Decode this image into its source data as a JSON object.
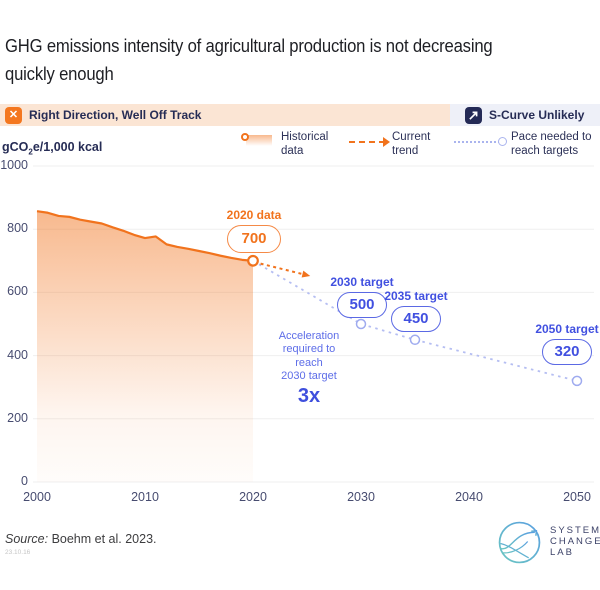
{
  "title": "GHG emissions intensity of agricultural production is not decreasing\nquickly enough",
  "status_banner": {
    "left": {
      "label": "Right Direction, Well Off Track",
      "icon": "x-icon",
      "bg": "#FBE5D4",
      "badge_color": "#F4771F"
    },
    "right": {
      "label": "S-Curve Unlikely",
      "icon": "s-curve-arrow-icon",
      "bg": "#EEF0F8",
      "badge_color": "#242A56"
    }
  },
  "legend": [
    {
      "label": "Historical data",
      "swatch": "orange-line-with-gradient-area"
    },
    {
      "label": "Current trend",
      "swatch": "orange-dashed-arrow"
    },
    {
      "label": "Pace needed to reach targets",
      "swatch": "blue-dotted-line-with-circle"
    }
  ],
  "colors": {
    "accent_orange": "#F1731D",
    "navy": "#262C55",
    "target_blue": "#4150E0",
    "pace_line_blue": "#B5BEF2",
    "gridline": "#EFEFEF"
  },
  "chart_data": {
    "type": "line",
    "title": "GHG emissions intensity of agricultural production",
    "ylabel": "gCO2e/1,000 kcal",
    "unit_label": {
      "prefix": "gCO",
      "sub": "2",
      "suffix": "e/1,000 kcal"
    },
    "ylim": [
      0,
      1000
    ],
    "yticks": [
      0,
      200,
      400,
      600,
      800,
      1000
    ],
    "xticks": [
      2000,
      2010,
      2020,
      2030,
      2040,
      2050
    ],
    "grid": "horizontal",
    "series": [
      {
        "name": "Historical data",
        "style": "area-line",
        "color": "#F1731D",
        "x": [
          2000,
          2001,
          2002,
          2003,
          2004,
          2005,
          2006,
          2007,
          2008,
          2009,
          2010,
          2011,
          2012,
          2013,
          2014,
          2015,
          2016,
          2017,
          2018,
          2019,
          2020
        ],
        "y": [
          857,
          852,
          842,
          839,
          830,
          824,
          818,
          806,
          795,
          782,
          772,
          777,
          752,
          744,
          738,
          731,
          724,
          716,
          709,
          703,
          700
        ]
      },
      {
        "name": "Pace needed to reach targets",
        "style": "dotted-line-open-circles",
        "color": "#B5BEF2",
        "x": [
          2020,
          2030,
          2035,
          2050
        ],
        "y": [
          700,
          500,
          450,
          320
        ],
        "marker_points": [
          [
            2030,
            500
          ],
          [
            2035,
            450
          ],
          [
            2050,
            320
          ]
        ]
      }
    ],
    "trend_arrow": {
      "name": "Current trend",
      "color": "#F1731D",
      "x1": 2020.7,
      "y1": 691,
      "x2": 2025.3,
      "y2": 652
    },
    "annotations": {
      "data_2020": {
        "label": "2020 data",
        "value": "700"
      },
      "target_2030": {
        "label": "2030 target",
        "value": "500"
      },
      "target_2035": {
        "label": "2035 target",
        "value": "450"
      },
      "target_2050": {
        "label": "2050 target",
        "value": "320"
      },
      "acceleration": {
        "text": "Acceleration\nrequired to\nreach\n2030 target",
        "multiplier": "3x"
      }
    }
  },
  "source": {
    "prefix": "Source:",
    "text": " Boehm et al. 2023."
  },
  "stamp": "23.10.16",
  "logo": {
    "lines": [
      "SYSTEMS",
      "CHANGE",
      "LAB"
    ]
  }
}
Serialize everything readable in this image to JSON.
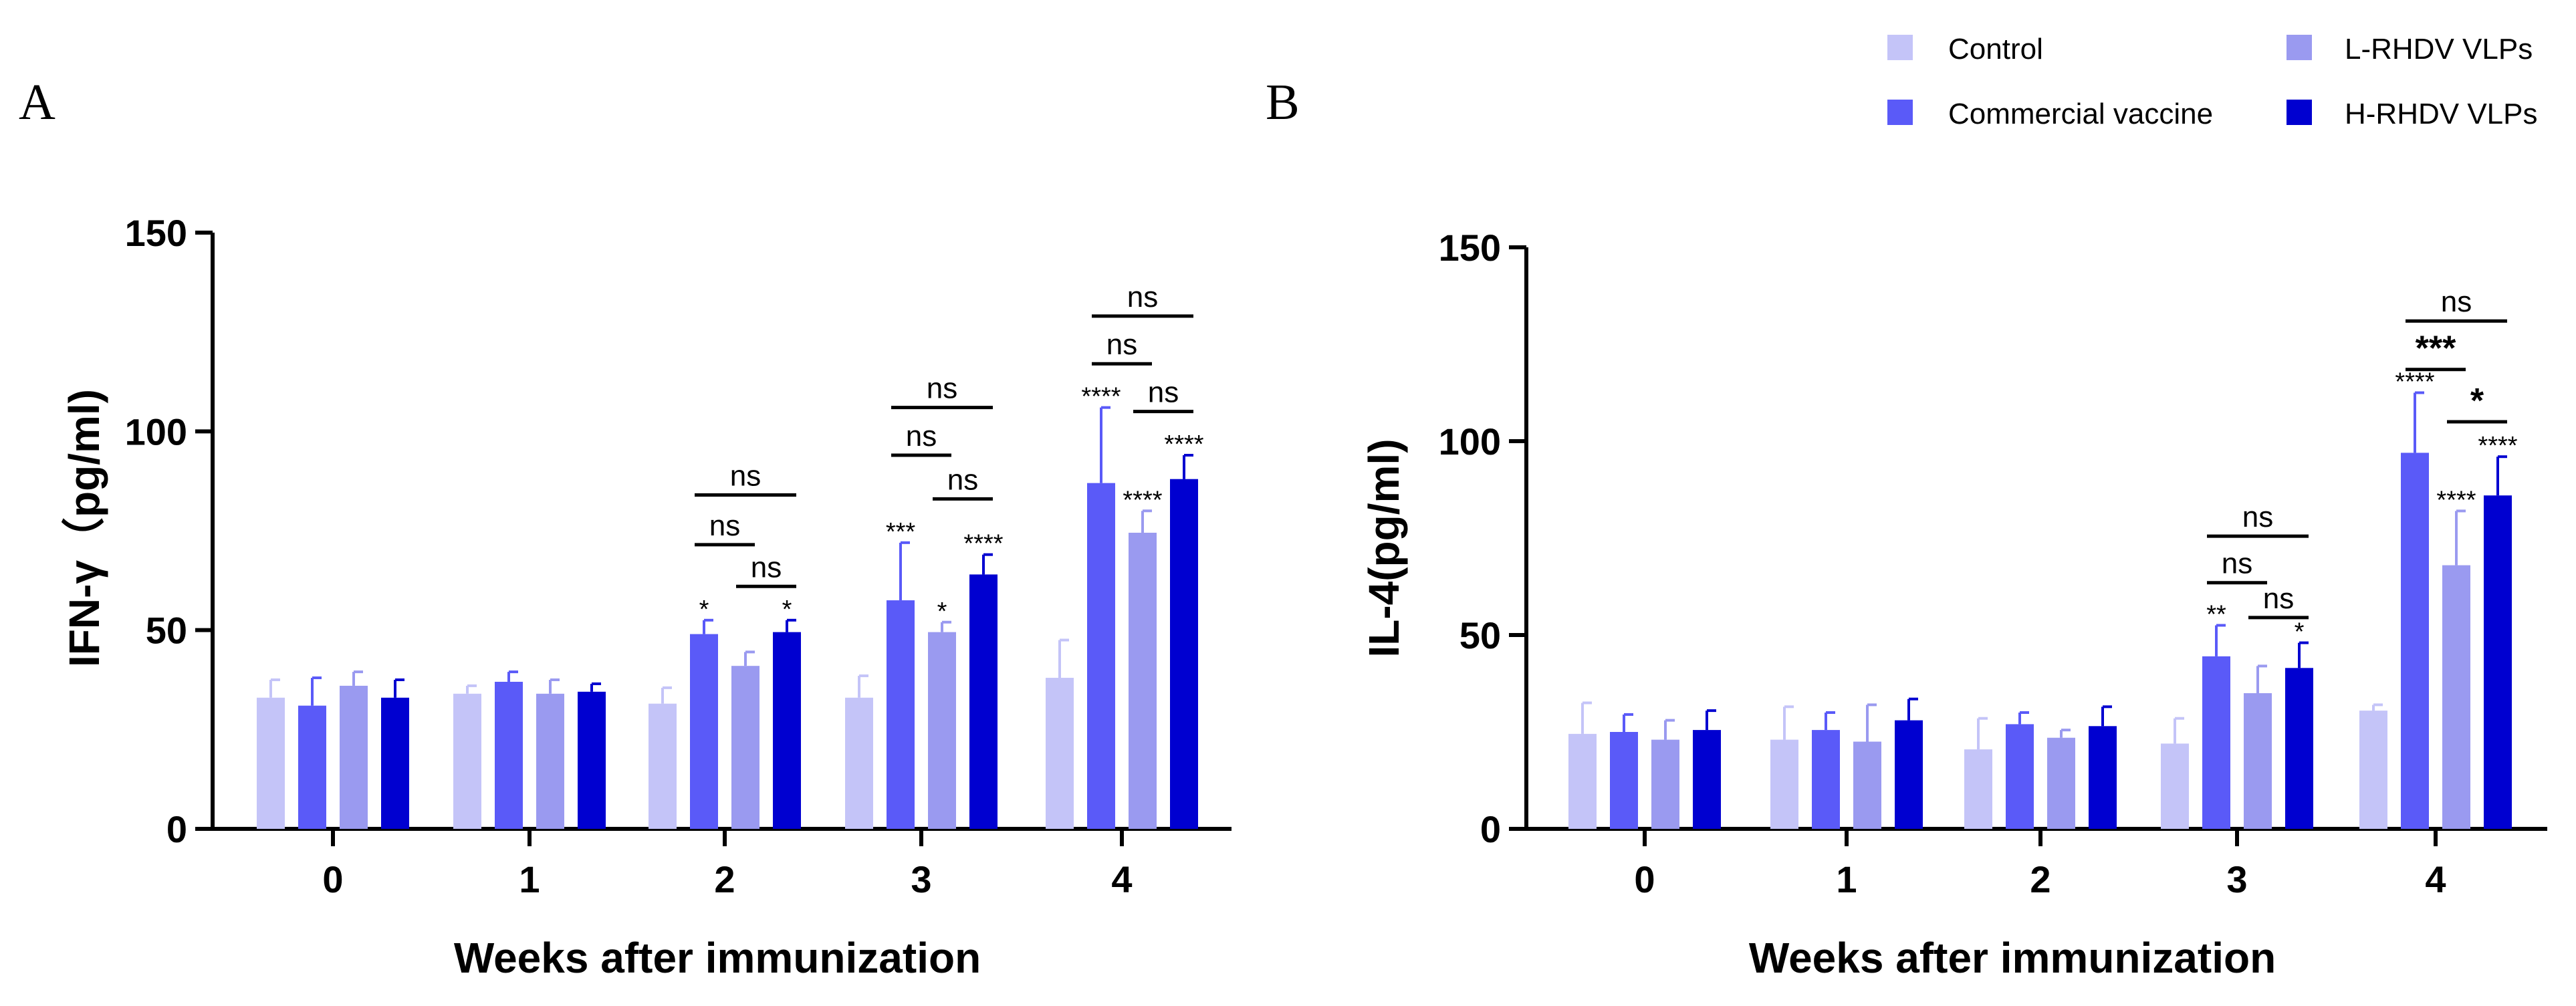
{
  "legend": [
    {
      "name": "Control",
      "color": "#c4c4f8"
    },
    {
      "name": "Commercial vaccine",
      "color": "#5a5af8"
    },
    {
      "name": "L-RHDV VLPs",
      "color": "#9a9af0"
    },
    {
      "name": "H-RHDV VLPs",
      "color": "#0000d0"
    }
  ],
  "chart_data": [
    {
      "panel": "A",
      "type": "bar",
      "ylabel": "IFN-γ（pg/ml)",
      "xlabel": "Weeks after immunization",
      "categories": [
        "0",
        "1",
        "2",
        "3",
        "4"
      ],
      "ylim": [
        0,
        150
      ],
      "yticks": [
        0,
        50,
        100,
        150
      ],
      "series": [
        {
          "name": "Control",
          "values": [
            33,
            34,
            31.5,
            33,
            38
          ],
          "errors": [
            4.5,
            2,
            4,
            5.5,
            9.5
          ]
        },
        {
          "name": "Commercial vaccine",
          "values": [
            31,
            37,
            49,
            57.5,
            87
          ],
          "errors": [
            7,
            2.5,
            3.5,
            14.5,
            19
          ]
        },
        {
          "name": "L-RHDV VLPs",
          "values": [
            36,
            34,
            41,
            49.5,
            74.5
          ],
          "errors": [
            3.5,
            3.5,
            3.5,
            2.5,
            5.5
          ]
        },
        {
          "name": "H-RHDV VLPs",
          "values": [
            33,
            34.5,
            49.5,
            64,
            88
          ],
          "errors": [
            4.5,
            2,
            3,
            5,
            6
          ]
        }
      ],
      "bar_stars": [
        {
          "group": 2,
          "series": 1,
          "text": "*"
        },
        {
          "group": 2,
          "series": 3,
          "text": "*"
        },
        {
          "group": 3,
          "series": 1,
          "text": "***"
        },
        {
          "group": 3,
          "series": 2,
          "text": "*"
        },
        {
          "group": 3,
          "series": 3,
          "text": "****"
        },
        {
          "group": 4,
          "series": 1,
          "text": "****"
        },
        {
          "group": 4,
          "series": 2,
          "text": "****"
        },
        {
          "group": 4,
          "series": 3,
          "text": "****"
        }
      ],
      "brackets": [
        {
          "group": 2,
          "from": 1,
          "to": 3,
          "y": 84,
          "text": "ns"
        },
        {
          "group": 2,
          "from": 1,
          "to": 2,
          "y": 71.5,
          "text": "ns"
        },
        {
          "group": 2,
          "from": 2,
          "to": 3,
          "y": 61,
          "text": "ns"
        },
        {
          "group": 3,
          "from": 1,
          "to": 3,
          "y": 106,
          "text": "ns"
        },
        {
          "group": 3,
          "from": 1,
          "to": 2,
          "y": 94,
          "text": "ns"
        },
        {
          "group": 3,
          "from": 2,
          "to": 3,
          "y": 83,
          "text": "ns"
        },
        {
          "group": 4,
          "from": 1,
          "to": 3,
          "y": 129,
          "text": "ns"
        },
        {
          "group": 4,
          "from": 1,
          "to": 2,
          "y": 117,
          "text": "ns"
        },
        {
          "group": 4,
          "from": 2,
          "to": 3,
          "y": 105,
          "text": "ns"
        }
      ]
    },
    {
      "panel": "B",
      "type": "bar",
      "ylabel": "IL-4(pg/ml)",
      "xlabel": "Weeks after immunization",
      "categories": [
        "0",
        "1",
        "2",
        "3",
        "4"
      ],
      "ylim": [
        0,
        150
      ],
      "yticks": [
        0,
        50,
        100,
        150
      ],
      "series": [
        {
          "name": "Control",
          "values": [
            24.5,
            23,
            20.5,
            22,
            30.5
          ],
          "errors": [
            8,
            8.5,
            8,
            6.5,
            1.5
          ]
        },
        {
          "name": "Commercial vaccine",
          "values": [
            25,
            25.5,
            27,
            44.5,
            97
          ],
          "errors": [
            4.5,
            4.5,
            3,
            8,
            15.5
          ]
        },
        {
          "name": "L-RHDV VLPs",
          "values": [
            23,
            22.5,
            23.5,
            35,
            68
          ],
          "errors": [
            5,
            9.5,
            2,
            7,
            14
          ]
        },
        {
          "name": "H-RHDV VLPs",
          "values": [
            25.5,
            28,
            26.5,
            41.5,
            86
          ],
          "errors": [
            5,
            5.5,
            5,
            6.5,
            10
          ]
        }
      ],
      "bar_stars": [
        {
          "group": 3,
          "series": 1,
          "text": "**",
          "big": false
        },
        {
          "group": 3,
          "series": 3,
          "text": "*",
          "big": false
        },
        {
          "group": 4,
          "series": 1,
          "text": "****",
          "big": false
        },
        {
          "group": 4,
          "series": 2,
          "text": "****",
          "big": false
        },
        {
          "group": 4,
          "series": 3,
          "text": "****",
          "big": false
        }
      ],
      "brackets": [
        {
          "group": 3,
          "from": 1,
          "to": 3,
          "y": 75.5,
          "text": "ns"
        },
        {
          "group": 3,
          "from": 1,
          "to": 2,
          "y": 63.5,
          "text": "ns"
        },
        {
          "group": 3,
          "from": 2,
          "to": 3,
          "y": 54.5,
          "text": "ns"
        },
        {
          "group": 4,
          "from": 1,
          "to": 3,
          "y": 131,
          "text": "ns"
        },
        {
          "group": 4,
          "from": 1,
          "to": 2,
          "y": 118.5,
          "text": "***",
          "big": true
        },
        {
          "group": 4,
          "from": 2,
          "to": 3,
          "y": 105,
          "text": "*",
          "big": true
        }
      ]
    }
  ]
}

++++++++++

Search the entries for the word "ylabel" and pick out every line that holds it.

RESPONSE FOR THIS EXERCISE —
    "ylabel": "gCO2e/1,000 kcal",
      "ylabel": "IFN-γ（pg/ml)",
      "ylabel": "IL-4(pg/ml)",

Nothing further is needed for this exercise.